━━━ Data for processing
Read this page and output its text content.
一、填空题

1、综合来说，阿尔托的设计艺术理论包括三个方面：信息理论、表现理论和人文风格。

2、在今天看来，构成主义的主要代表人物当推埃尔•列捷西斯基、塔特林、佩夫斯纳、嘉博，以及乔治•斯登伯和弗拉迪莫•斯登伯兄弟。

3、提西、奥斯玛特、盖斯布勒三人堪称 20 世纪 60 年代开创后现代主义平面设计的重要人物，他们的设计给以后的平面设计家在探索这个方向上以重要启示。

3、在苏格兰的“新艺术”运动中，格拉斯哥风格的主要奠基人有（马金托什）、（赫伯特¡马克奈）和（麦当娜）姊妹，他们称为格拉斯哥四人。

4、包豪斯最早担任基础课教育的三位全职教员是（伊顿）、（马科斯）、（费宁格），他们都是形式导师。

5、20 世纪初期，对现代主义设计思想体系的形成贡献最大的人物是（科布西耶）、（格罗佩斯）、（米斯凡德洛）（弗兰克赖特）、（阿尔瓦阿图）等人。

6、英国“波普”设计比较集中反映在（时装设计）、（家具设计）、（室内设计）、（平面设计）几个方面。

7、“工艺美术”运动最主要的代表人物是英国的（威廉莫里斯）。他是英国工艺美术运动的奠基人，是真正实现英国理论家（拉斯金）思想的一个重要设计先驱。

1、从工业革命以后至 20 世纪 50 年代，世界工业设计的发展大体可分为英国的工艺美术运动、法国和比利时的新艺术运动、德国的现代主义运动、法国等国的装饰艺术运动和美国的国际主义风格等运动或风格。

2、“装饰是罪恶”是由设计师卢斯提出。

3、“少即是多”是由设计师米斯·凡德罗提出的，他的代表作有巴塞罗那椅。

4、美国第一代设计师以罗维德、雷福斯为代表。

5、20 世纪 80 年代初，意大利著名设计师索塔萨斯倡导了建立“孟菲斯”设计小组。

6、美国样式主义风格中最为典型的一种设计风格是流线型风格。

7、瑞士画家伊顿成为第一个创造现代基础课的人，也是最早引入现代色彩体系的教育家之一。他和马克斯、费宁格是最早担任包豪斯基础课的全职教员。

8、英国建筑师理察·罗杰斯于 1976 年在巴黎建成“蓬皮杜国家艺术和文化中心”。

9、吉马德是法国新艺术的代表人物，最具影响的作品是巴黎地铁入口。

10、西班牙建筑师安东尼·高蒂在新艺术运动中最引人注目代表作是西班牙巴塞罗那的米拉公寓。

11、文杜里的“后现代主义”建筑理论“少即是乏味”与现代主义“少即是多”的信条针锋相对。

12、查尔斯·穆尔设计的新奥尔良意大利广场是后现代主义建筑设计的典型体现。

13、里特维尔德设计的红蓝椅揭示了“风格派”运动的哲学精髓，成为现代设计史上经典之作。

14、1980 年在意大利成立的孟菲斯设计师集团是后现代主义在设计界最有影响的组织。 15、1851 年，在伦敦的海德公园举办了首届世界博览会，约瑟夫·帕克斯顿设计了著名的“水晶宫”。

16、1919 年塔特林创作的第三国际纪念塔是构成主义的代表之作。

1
━━━━━━
_Exercise_: Word for word, write out all of the data above.

_Written answer_:
Read this page and output its text content.
一、填空题

1、综合来说，阿尔托的设计艺术理论包括三个方面：信息理论、表现理论和人文风格。

2、在今天看来，构成主义的主要代表人物当推埃尔•列捷西斯基、塔特林、佩夫斯纳、嘉博，以及乔治•斯登伯和弗拉迪莫•斯登伯兄弟。

3、提西、奥斯玛特、盖斯布勒三人堪称 20 世纪 60 年代开创后现代主义平面设计的重要人物，他们的设计给以后的平面设计家在探索这个方向上以重要启示。

3、在苏格兰的“新艺术”运动中，格拉斯哥风格的主要奠基人有（马金托什）、（赫伯特¡马克奈）和（麦当娜）姊妹，他们称为格拉斯哥四人。

4、包豪斯最早担任基础课教育的三位全职教员是（伊顿）、（马科斯）、（费宁格），他们都是形式导师。

5、20 世纪初期，对现代主义设计思想体系的形成贡献最大的人物是（科布西耶）、（格罗佩斯）、（米斯凡德洛）（弗兰克赖特）、（阿尔瓦阿图）等人。

6、英国“波普”设计比较集中反映在（时装设计）、（家具设计）、（室内设计）、（平面设计）几个方面。

7、“工艺美术”运动最主要的代表人物是英国的（威廉莫里斯）。他是英国工艺美术运动的奠基人，是真正实现英国理论家（拉斯金）思想的一个重要设计先驱。

1、从工业革命以后至 20 世纪 50 年代，世界工业设计的发展大体可分为英国的工艺美术运动、法国和比利时的新艺术运动、德国的现代主义运动、法国等国的装饰艺术运动和美国的国际主义风格等运动或风格。

2、“装饰是罪恶”是由设计师卢斯提出。

3、“少即是多”是由设计师米斯·凡德罗提出的，他的代表作有巴塞罗那椅。

4、美国第一代设计师以罗维德、雷福斯为代表。

5、20 世纪 80 年代初，意大利著名设计师索塔萨斯倡导了建立“孟菲斯”设计小组。

6、美国样式主义风格中最为典型的一种设计风格是流线型风格。

7、瑞士画家伊顿成为第一个创造现代基础课的人，也是最早引入现代色彩体系的教育家之一。他和马克斯、费宁格是最早担任包豪斯基础课的全职教员。

8、英国建筑师理察·罗杰斯于 1976 年在巴黎建成“蓬皮杜国家艺术和文化中心”。

9、吉马德是法国新艺术的代表人物，最具影响的作品是巴黎地铁入口。

10、西班牙建筑师安东尼·高蒂在新艺术运动中最引人注目代表作是西班牙巴塞罗那的米拉公寓。

11、文杜里的“后现代主义”建筑理论“少即是乏味”与现代主义“少即是多”的信条针锋相对。

12、查尔斯·穆尔设计的新奥尔良意大利广场是后现代主义建筑设计的典型体现。

13、里特维尔德设计的红蓝椅揭示了“风格派”运动的哲学精髓，成为现代设计史上经典之作。

14、1980 年在意大利成立的孟菲斯设计师集团是后现代主义在设计界最有影响的组织。 15、1851 年，在伦敦的海德公园举办了首届世界博览会，约瑟夫·帕克斯顿设计了著名的“水晶宫”。

16、1919 年塔特林创作的第三国际纪念塔是构成主义的代表之作。

1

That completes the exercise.